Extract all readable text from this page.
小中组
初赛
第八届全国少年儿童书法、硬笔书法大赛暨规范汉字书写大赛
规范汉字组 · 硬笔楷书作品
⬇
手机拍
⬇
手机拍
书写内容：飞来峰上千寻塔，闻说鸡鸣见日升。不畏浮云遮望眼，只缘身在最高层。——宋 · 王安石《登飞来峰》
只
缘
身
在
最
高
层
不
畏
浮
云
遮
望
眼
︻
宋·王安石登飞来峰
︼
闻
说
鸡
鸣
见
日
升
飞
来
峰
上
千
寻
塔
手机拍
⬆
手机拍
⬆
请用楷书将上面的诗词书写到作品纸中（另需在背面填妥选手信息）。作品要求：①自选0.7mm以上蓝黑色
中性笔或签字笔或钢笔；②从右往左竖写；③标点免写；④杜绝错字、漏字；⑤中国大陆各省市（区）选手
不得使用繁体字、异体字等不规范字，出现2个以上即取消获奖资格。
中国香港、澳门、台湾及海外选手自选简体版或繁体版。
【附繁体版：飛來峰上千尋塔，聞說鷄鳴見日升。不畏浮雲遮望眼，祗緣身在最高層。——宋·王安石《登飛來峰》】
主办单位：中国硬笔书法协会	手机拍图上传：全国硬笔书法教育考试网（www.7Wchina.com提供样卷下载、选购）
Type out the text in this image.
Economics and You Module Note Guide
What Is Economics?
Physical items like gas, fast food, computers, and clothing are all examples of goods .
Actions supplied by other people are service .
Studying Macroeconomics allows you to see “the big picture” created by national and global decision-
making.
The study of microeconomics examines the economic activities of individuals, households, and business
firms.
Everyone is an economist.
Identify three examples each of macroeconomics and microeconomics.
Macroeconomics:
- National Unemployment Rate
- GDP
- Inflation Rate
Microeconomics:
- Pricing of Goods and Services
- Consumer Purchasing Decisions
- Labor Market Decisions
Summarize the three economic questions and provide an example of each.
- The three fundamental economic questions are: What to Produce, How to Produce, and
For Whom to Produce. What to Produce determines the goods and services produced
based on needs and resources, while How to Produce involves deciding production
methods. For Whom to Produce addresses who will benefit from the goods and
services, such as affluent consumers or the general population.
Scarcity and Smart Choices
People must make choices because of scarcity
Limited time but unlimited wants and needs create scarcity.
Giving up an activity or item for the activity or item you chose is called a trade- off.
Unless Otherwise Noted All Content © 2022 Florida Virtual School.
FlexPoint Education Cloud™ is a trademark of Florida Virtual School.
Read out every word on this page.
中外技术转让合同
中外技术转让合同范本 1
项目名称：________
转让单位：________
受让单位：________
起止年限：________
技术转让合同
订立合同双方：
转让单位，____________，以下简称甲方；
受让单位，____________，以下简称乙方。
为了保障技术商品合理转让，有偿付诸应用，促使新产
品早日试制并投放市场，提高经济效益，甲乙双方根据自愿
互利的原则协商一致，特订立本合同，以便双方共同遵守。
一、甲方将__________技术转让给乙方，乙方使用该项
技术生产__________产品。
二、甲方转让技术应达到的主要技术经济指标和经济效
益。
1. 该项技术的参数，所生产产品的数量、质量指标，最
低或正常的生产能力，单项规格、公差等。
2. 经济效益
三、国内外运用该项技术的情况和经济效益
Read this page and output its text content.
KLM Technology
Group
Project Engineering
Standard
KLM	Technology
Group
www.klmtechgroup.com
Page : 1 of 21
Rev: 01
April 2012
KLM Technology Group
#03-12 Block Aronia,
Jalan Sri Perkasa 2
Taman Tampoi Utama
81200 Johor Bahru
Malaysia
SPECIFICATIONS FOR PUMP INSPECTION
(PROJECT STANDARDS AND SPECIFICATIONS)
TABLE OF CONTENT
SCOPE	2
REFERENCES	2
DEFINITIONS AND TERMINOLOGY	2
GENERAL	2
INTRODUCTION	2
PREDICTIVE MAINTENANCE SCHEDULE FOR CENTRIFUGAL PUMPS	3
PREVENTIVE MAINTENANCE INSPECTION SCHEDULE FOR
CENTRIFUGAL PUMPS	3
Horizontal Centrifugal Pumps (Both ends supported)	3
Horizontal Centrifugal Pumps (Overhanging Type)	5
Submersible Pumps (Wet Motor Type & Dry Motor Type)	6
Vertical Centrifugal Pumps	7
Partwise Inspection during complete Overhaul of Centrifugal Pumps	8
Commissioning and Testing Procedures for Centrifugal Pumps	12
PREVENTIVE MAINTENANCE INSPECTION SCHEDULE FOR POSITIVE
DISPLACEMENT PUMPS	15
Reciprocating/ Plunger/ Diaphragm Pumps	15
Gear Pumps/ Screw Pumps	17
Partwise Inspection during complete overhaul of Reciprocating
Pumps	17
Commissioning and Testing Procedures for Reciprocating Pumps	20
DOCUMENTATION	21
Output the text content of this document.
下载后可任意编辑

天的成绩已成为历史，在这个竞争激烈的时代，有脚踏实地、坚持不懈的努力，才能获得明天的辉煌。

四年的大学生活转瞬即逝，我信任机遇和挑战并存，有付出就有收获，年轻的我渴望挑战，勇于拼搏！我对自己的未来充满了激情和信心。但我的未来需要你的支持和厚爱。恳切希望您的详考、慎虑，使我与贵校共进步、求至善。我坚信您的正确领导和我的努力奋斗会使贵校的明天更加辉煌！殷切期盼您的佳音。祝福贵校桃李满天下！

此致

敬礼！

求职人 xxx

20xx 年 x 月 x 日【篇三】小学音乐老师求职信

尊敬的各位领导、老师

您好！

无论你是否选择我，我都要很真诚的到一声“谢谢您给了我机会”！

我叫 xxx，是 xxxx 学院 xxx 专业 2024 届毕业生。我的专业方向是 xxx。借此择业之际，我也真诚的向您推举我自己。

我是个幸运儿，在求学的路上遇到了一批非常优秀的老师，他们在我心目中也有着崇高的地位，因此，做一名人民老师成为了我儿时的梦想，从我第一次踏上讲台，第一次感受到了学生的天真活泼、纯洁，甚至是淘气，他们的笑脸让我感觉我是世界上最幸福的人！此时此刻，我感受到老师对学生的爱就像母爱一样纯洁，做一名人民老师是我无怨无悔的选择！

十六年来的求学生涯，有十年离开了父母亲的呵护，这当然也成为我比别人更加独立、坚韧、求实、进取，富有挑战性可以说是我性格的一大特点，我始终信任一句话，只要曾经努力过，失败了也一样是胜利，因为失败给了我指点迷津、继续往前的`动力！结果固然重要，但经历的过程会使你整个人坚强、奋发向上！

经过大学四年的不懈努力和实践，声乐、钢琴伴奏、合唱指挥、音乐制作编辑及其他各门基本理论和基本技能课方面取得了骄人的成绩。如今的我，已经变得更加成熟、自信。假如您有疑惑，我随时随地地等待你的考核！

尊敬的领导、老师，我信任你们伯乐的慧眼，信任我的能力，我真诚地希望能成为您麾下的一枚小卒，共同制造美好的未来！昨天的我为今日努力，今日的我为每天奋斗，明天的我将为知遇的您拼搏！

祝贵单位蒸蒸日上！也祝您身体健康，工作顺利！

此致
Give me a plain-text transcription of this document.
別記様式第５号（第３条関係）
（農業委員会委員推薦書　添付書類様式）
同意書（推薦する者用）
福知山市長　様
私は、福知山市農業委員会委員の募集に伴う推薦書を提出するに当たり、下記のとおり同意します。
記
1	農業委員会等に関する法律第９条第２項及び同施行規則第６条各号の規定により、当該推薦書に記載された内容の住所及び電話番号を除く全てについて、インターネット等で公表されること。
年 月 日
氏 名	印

Exercise: Write out each line of the data that holds the string "Whom".

The reply:
For Whom to Produce. What to Produce determines the goods and services produced
methods. For Whom to Produce addresses who will benefit from the goods and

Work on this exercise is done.